(Items from a figure collection)
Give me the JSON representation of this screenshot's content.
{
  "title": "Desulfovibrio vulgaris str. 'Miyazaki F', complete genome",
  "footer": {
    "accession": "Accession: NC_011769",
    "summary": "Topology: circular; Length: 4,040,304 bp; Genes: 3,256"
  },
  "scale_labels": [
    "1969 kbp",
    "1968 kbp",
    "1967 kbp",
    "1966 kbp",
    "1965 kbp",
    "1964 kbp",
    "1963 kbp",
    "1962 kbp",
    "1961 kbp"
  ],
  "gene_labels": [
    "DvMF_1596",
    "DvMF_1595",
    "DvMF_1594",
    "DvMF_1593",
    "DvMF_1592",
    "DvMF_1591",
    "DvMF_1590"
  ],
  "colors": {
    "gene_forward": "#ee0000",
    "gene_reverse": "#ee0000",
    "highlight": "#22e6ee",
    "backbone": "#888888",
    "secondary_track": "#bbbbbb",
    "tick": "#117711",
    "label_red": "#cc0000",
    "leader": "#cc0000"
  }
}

(Task instructions) The full set of records must be transcribed character for character.

(Output)
Give me the JSON representation of this screenshot's content.
{
  "title": "Desulfovibrio vulgaris str. 'Miyazaki F', complete genome",
  "footer": {
    "accession": "Accession: NC_011769",
    "summary": "Topology: circular; Length: 4,040,304 bp; Genes: 3,256"
  },
  "scale_labels": [
    "1969 kbp",
    "1968 kbp",
    "1967 kbp",
    "1966 kbp",
    "1965 kbp",
    "1964 kbp",
    "1963 kbp",
    "1962 kbp",
    "1961 kbp"
  ],
  "gene_labels": [
    "DvMF_1596",
    "DvMF_1595",
    "DvMF_1594",
    "DvMF_1593",
    "DvMF_1592",
    "DvMF_1591",
    "DvMF_1590"
  ],
  "colors": {
    "gene_forward": "#ee0000",
    "gene_reverse": "#ee0000",
    "highlight": "#22e6ee",
    "backbone": "#888888",
    "secondary_track": "#bbbbbb",
    "tick": "#117711",
    "label_red": "#cc0000",
    "leader": "#cc0000"
  }
}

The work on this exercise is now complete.